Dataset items
· · ·

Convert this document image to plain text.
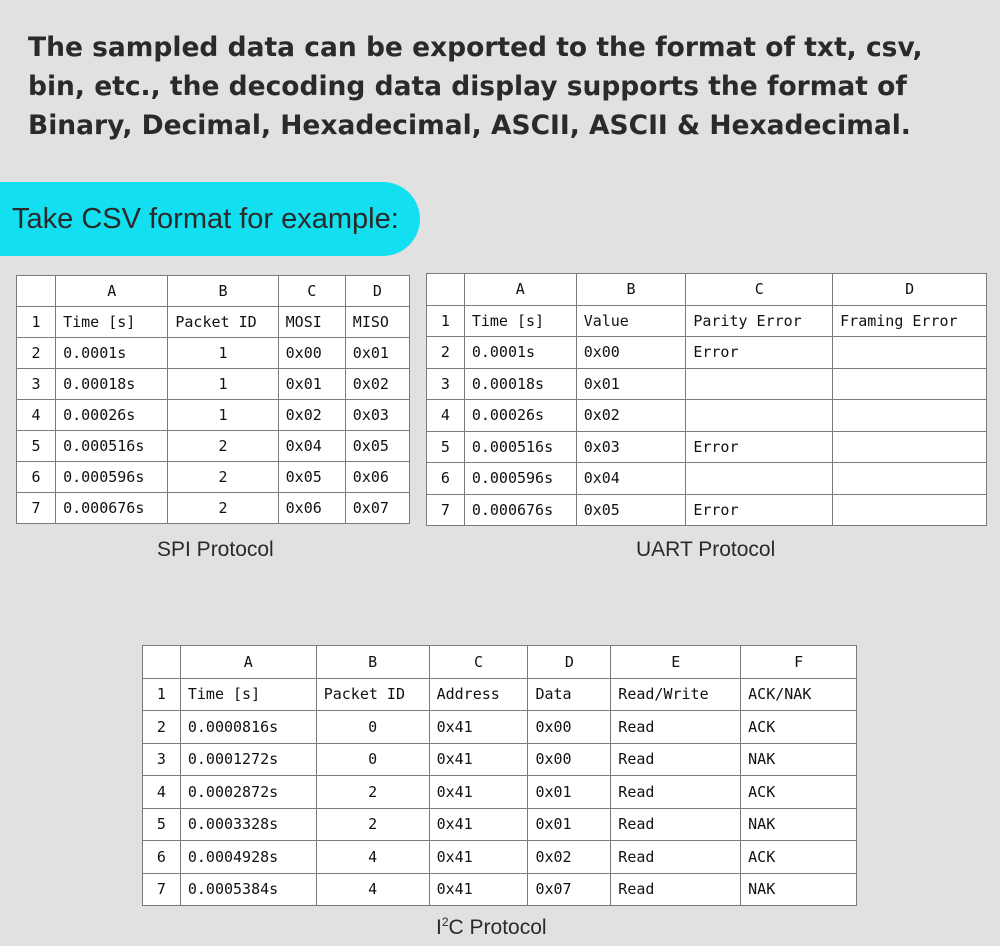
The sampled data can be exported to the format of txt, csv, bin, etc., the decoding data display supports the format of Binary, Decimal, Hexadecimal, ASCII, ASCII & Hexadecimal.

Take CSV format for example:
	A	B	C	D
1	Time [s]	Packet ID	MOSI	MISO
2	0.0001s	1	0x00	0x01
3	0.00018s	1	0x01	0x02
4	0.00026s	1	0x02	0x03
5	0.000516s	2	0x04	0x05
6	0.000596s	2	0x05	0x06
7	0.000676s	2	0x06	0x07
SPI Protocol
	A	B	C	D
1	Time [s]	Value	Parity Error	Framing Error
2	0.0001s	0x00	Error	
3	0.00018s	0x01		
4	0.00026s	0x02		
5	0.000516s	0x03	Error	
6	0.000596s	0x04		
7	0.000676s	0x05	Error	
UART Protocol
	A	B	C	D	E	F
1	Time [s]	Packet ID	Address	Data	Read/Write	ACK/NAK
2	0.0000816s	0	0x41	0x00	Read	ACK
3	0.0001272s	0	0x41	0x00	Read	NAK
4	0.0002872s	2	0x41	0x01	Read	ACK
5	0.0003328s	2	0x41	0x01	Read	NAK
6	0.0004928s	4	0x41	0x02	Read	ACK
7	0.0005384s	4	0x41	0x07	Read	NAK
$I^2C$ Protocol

· · ·

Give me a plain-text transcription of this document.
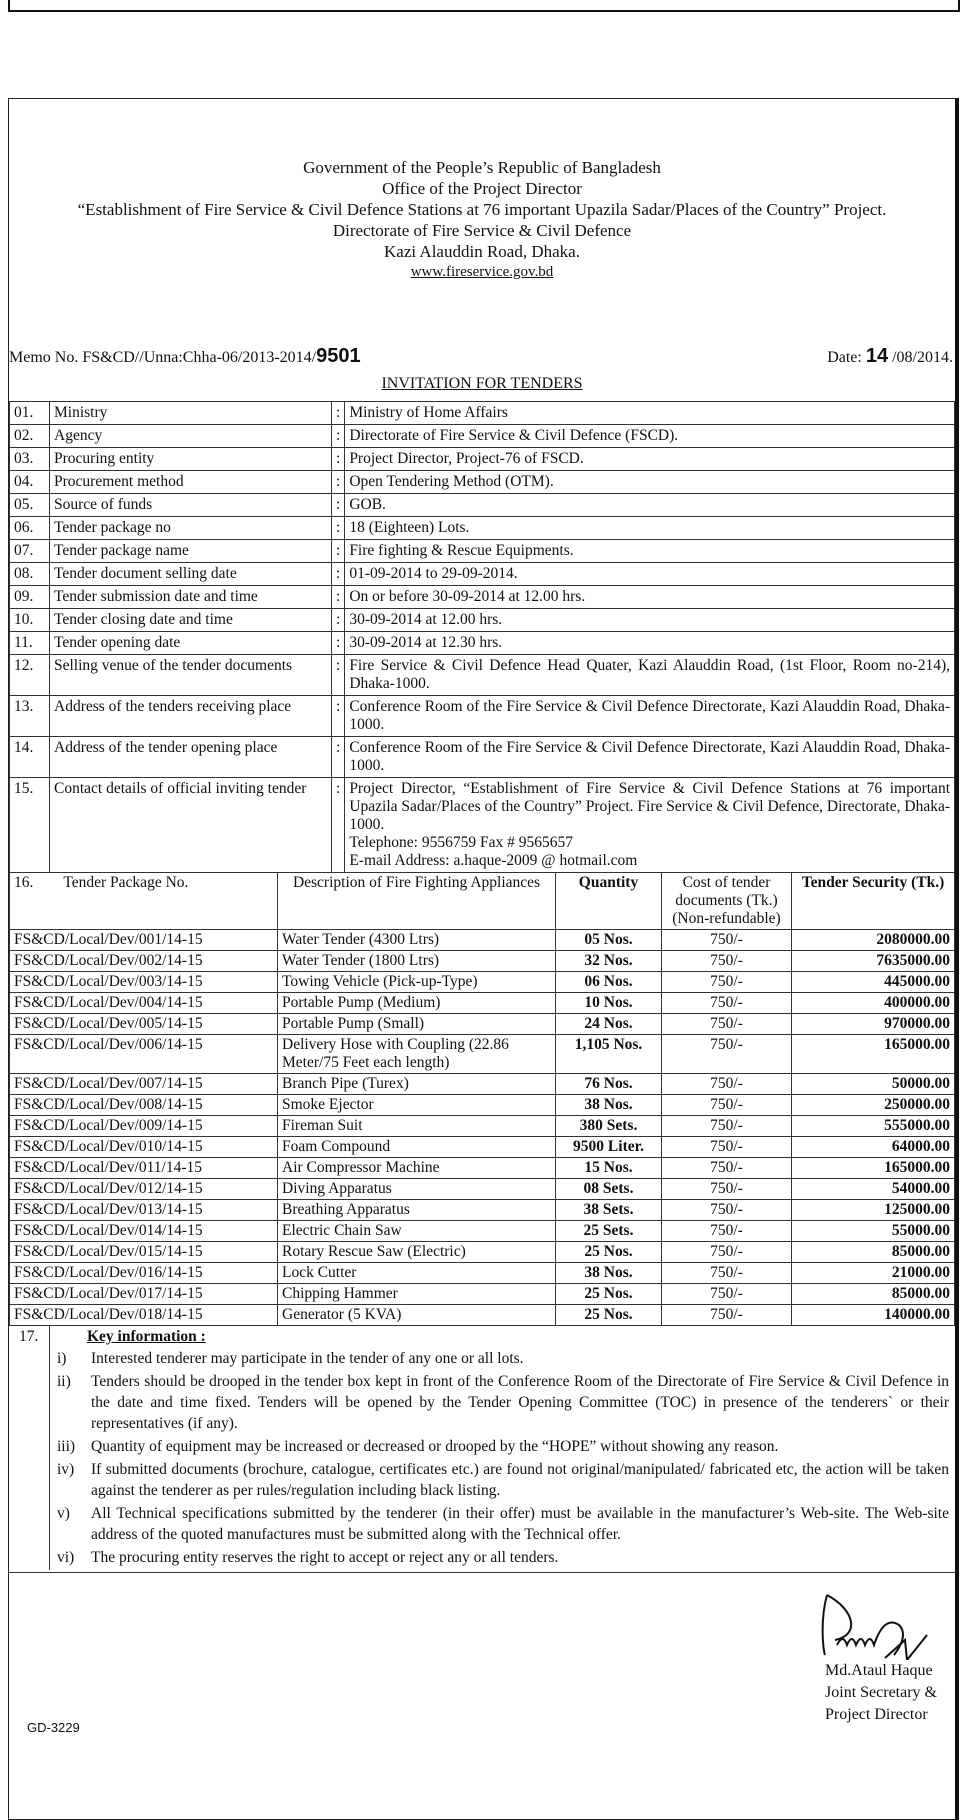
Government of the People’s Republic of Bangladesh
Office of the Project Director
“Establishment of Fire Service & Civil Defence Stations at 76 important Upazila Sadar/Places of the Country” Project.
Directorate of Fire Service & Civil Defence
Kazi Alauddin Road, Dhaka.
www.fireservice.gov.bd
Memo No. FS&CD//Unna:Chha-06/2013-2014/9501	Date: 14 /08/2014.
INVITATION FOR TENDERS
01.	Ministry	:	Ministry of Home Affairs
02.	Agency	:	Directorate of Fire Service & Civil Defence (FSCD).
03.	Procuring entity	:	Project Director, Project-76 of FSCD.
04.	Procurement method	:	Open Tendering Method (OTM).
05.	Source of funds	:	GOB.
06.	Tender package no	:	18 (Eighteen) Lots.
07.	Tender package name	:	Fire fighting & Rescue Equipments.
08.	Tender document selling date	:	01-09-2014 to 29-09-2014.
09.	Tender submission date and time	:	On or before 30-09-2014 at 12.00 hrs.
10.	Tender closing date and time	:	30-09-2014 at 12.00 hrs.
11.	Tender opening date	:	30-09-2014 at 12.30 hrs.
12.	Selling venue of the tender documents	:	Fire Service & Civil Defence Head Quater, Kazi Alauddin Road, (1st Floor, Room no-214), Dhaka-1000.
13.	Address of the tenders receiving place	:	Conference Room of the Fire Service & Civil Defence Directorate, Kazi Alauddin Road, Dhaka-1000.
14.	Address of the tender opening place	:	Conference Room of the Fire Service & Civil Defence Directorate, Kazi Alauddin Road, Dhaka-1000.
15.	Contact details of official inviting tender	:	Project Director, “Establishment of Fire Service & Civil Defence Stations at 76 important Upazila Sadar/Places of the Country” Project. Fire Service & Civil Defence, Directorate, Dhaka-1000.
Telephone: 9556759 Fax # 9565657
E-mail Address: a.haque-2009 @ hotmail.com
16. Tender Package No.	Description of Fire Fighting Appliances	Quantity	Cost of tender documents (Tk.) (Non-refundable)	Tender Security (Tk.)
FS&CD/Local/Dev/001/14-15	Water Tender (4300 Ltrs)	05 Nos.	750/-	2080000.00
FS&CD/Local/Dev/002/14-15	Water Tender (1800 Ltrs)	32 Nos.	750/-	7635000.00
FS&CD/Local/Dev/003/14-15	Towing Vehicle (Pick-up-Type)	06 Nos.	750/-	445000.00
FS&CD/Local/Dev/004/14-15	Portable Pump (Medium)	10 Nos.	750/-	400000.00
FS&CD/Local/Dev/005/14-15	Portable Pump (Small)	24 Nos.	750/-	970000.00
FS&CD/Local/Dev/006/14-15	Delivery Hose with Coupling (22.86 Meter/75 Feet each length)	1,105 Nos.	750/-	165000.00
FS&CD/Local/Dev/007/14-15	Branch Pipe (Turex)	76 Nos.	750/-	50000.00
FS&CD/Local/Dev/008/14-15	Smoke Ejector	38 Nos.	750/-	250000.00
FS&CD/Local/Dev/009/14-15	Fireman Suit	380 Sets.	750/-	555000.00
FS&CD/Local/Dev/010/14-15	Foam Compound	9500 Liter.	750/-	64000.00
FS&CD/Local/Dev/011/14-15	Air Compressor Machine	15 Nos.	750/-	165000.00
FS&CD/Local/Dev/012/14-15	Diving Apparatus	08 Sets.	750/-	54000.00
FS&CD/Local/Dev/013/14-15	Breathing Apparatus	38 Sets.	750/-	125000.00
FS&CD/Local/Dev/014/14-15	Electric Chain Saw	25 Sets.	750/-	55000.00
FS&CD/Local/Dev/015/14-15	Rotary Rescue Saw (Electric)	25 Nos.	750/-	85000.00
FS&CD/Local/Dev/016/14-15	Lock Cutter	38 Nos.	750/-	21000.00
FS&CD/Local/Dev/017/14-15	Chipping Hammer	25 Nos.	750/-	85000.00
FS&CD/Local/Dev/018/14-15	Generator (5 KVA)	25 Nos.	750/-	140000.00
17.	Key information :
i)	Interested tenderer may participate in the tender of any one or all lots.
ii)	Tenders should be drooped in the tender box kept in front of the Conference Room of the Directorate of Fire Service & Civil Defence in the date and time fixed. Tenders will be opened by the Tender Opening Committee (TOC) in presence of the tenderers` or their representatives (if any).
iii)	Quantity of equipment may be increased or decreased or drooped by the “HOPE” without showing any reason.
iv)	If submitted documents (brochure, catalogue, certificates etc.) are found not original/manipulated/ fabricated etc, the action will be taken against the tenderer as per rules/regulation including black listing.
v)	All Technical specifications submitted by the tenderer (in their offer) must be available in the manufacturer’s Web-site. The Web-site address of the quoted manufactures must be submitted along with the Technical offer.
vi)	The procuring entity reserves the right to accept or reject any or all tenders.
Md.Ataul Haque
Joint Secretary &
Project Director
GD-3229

· · ·

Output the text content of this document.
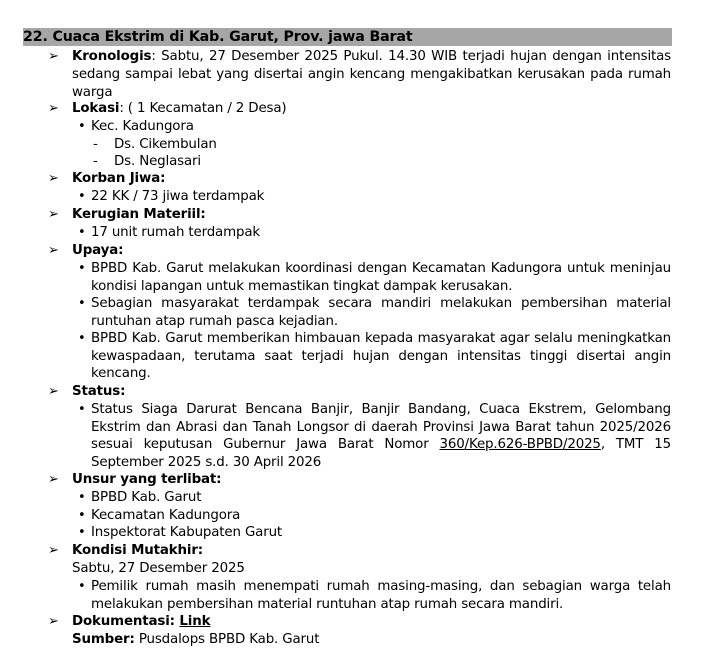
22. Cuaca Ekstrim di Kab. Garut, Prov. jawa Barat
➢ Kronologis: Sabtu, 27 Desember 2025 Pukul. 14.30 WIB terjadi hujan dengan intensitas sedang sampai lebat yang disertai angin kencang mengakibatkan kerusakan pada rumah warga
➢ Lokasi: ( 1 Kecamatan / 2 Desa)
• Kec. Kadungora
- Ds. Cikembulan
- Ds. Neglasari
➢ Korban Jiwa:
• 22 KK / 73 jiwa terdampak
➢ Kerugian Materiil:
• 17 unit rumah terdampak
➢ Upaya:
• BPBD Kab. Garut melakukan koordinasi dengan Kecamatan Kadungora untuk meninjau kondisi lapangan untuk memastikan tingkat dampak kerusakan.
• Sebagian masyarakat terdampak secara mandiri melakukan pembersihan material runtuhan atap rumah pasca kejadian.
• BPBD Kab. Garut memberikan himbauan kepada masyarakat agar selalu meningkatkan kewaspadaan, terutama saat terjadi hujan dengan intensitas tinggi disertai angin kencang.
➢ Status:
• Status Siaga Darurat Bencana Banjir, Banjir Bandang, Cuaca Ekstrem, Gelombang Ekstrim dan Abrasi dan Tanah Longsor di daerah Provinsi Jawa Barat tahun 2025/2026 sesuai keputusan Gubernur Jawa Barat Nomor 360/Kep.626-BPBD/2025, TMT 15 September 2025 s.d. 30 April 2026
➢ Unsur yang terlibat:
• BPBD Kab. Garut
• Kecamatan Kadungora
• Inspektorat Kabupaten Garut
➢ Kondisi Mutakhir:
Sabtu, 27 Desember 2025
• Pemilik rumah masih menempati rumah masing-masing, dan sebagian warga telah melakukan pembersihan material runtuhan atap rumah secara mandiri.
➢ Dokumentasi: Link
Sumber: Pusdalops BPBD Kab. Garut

· · ·

Task objective
Copy each line of the listing in which the word "hujan" can be found.

Result of this task
➢ Kronologis: Sabtu, 27 Desember 2025 Pukul. 14.30 WIB terjadi hujan dengan intensitas sedang sampai lebat yang disertai angin kencang mengakibatkan kerusakan pada rumah warga
• BPBD Kab. Garut memberikan himbauan kepada masyarakat agar selalu meningkatkan kewaspadaan, terutama saat terjadi hujan dengan intensitas tinggi disertai angin kencang.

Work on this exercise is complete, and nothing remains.